▶ **Data excerpts**

— begin —

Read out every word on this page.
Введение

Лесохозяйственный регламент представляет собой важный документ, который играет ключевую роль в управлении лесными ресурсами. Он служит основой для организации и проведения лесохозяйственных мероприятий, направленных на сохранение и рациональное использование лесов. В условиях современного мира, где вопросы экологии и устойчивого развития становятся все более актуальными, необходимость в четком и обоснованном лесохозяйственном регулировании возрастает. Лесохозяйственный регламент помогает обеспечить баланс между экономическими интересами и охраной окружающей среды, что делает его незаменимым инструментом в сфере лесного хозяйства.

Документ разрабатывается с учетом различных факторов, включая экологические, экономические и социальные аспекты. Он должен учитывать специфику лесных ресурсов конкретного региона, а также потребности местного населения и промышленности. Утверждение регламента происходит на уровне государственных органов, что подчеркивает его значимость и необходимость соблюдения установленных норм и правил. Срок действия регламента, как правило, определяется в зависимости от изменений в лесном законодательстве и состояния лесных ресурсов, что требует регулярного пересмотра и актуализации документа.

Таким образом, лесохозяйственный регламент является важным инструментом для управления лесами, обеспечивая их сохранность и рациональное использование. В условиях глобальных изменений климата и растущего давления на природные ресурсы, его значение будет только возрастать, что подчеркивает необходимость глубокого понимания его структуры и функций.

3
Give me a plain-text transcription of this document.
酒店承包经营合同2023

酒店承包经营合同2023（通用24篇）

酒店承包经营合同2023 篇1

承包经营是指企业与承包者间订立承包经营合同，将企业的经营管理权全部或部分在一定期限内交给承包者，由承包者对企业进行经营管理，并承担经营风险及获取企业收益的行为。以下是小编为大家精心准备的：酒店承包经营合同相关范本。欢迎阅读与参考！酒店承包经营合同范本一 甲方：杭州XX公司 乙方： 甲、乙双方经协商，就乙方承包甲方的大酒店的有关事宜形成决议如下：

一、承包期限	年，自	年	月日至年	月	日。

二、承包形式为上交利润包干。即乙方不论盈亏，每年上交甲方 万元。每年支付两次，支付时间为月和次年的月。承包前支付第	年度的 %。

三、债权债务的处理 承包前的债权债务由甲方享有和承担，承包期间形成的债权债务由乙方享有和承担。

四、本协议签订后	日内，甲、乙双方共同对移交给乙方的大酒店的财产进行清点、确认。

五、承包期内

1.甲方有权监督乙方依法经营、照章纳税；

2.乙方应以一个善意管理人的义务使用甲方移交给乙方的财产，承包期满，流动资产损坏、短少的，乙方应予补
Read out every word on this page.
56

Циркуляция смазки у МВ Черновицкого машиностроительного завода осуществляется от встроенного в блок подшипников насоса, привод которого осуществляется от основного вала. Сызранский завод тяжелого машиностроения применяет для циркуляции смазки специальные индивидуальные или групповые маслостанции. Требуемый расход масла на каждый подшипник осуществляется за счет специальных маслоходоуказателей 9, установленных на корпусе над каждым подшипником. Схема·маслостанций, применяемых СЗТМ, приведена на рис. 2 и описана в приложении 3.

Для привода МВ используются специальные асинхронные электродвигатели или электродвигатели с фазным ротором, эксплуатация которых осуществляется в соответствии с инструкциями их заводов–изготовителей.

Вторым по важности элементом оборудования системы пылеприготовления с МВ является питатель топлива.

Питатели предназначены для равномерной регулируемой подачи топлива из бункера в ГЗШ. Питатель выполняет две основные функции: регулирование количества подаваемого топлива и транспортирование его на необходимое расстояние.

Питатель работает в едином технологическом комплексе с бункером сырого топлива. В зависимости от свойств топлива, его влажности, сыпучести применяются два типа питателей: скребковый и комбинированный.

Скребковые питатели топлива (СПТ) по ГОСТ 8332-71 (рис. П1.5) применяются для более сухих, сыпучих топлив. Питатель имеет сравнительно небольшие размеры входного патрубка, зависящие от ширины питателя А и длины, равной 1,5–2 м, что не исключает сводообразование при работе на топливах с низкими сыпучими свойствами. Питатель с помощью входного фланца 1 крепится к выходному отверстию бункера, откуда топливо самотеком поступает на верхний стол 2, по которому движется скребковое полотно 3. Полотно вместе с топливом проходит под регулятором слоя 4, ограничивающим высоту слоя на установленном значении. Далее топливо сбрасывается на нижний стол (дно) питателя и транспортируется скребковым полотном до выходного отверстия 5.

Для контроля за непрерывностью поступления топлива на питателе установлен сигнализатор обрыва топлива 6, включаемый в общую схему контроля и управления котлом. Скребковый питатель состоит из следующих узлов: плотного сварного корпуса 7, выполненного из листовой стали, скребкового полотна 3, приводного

— end —

▶ **WHAT IS BEING ASKED**
Write out the material from the first line to the last, exactly.

▶ **REPLY**
Read out every word on this page.
Введение

Лесохозяйственный регламент представляет собой важный документ, который играет ключевую роль в управлении лесными ресурсами. Он служит основой для организации и проведения лесохозяйственных мероприятий, направленных на сохранение и рациональное использование лесов. В условиях современного мира, где вопросы экологии и устойчивого развития становятся все более актуальными, необходимость в четком и обоснованном лесохозяйственном регулировании возрастает. Лесохозяйственный регламент помогает обеспечить баланс между экономическими интересами и охраной окружающей среды, что делает его незаменимым инструментом в сфере лесного хозяйства.

Документ разрабатывается с учетом различных факторов, включая экологические, экономические и социальные аспекты. Он должен учитывать специфику лесных ресурсов конкретного региона, а также потребности местного населения и промышленности. Утверждение регламента происходит на уровне государственных органов, что подчеркивает его значимость и необходимость соблюдения установленных норм и правил. Срок действия регламента, как правило, определяется в зависимости от изменений в лесном законодательстве и состояния лесных ресурсов, что требует регулярного пересмотра и актуализации документа.

Таким образом, лесохозяйственный регламент является важным инструментом для управления лесами, обеспечивая их сохранность и рациональное использование. В условиях глобальных изменений климата и растущего давления на природные ресурсы, его значение будет только возрастать, что подчеркивает необходимость глубокого понимания его структуры и функций.

3
Give me a plain-text transcription of this document.
酒店承包经营合同2023

酒店承包经营合同2023（通用24篇）

酒店承包经营合同2023 篇1

承包经营是指企业与承包者间订立承包经营合同，将企业的经营管理权全部或部分在一定期限内交给承包者，由承包者对企业进行经营管理，并承担经营风险及获取企业收益的行为。以下是小编为大家精心准备的：酒店承包经营合同相关范本。欢迎阅读与参考！酒店承包经营合同范本一 甲方：杭州XX公司 乙方： 甲、乙双方经协商，就乙方承包甲方的大酒店的有关事宜形成决议如下：

一、承包期限	年，自	年	月日至年	月	日。

二、承包形式为上交利润包干。即乙方不论盈亏，每年上交甲方 万元。每年支付两次，支付时间为月和次年的月。承包前支付第	年度的 %。

三、债权债务的处理 承包前的债权债务由甲方享有和承担，承包期间形成的债权债务由乙方享有和承担。

四、本协议签订后	日内，甲、乙双方共同对移交给乙方的大酒店的财产进行清点、确认。

五、承包期内

1.甲方有权监督乙方依法经营、照章纳税；

2.乙方应以一个善意管理人的义务使用甲方移交给乙方的财产，承包期满，流动资产损坏、短少的，乙方应予补
Read out every word on this page.
56

Циркуляция смазки у МВ Черновицкого машиностроительного завода осуществляется от встроенного в блок подшипников насоса, привод которого осуществляется от основного вала. Сызранский завод тяжелого машиностроения применяет для циркуляции смазки специальные индивидуальные или групповые маслостанции. Требуемый расход масла на каждый подшипник осуществляется за счет специальных маслоходоуказателей 9, установленных на корпусе над каждым подшипником. Схема·маслостанций, применяемых СЗТМ, приведена на рис. 2 и описана в приложении 3.

Для привода МВ используются специальные асинхронные электродвигатели или электродвигатели с фазным ротором, эксплуатация которых осуществляется в соответствии с инструкциями их заводов–изготовителей.

Вторым по важности элементом оборудования системы пылеприготовления с МВ является питатель топлива.

Питатели предназначены для равномерной регулируемой подачи топлива из бункера в ГЗШ. Питатель выполняет две основные функции: регулирование количества подаваемого топлива и транспортирование его на необходимое расстояние.

Питатель работает в едином технологическом комплексе с бункером сырого топлива. В зависимости от свойств топлива, его влажности, сыпучести применяются два типа питателей: скребковый и комбинированный.

Скребковые питатели топлива (СПТ) по ГОСТ 8332-71 (рис. П1.5) применяются для более сухих, сыпучих топлив. Питатель имеет сравнительно небольшие размеры входного патрубка, зависящие от ширины питателя А и длины, равной 1,5–2 м, что не исключает сводообразование при работе на топливах с низкими сыпучими свойствами. Питатель с помощью входного фланца 1 крепится к выходному отверстию бункера, откуда топливо самотеком поступает на верхний стол 2, по которому движется скребковое полотно 3. Полотно вместе с топливом проходит под регулятором слоя 4, ограничивающим высоту слоя на установленном значении. Далее топливо сбрасывается на нижний стол (дно) питателя и транспортируется скребковым полотном до выходного отверстия 5.

Для контроля за непрерывностью поступления топлива на питателе установлен сигнализатор обрыва топлива 6, включаемый в общую схему контроля и управления котлом. Скребковый питатель состоит из следующих узлов: плотного сварного корпуса 7, выполненного из листовой стали, скребкового полотна 3, приводного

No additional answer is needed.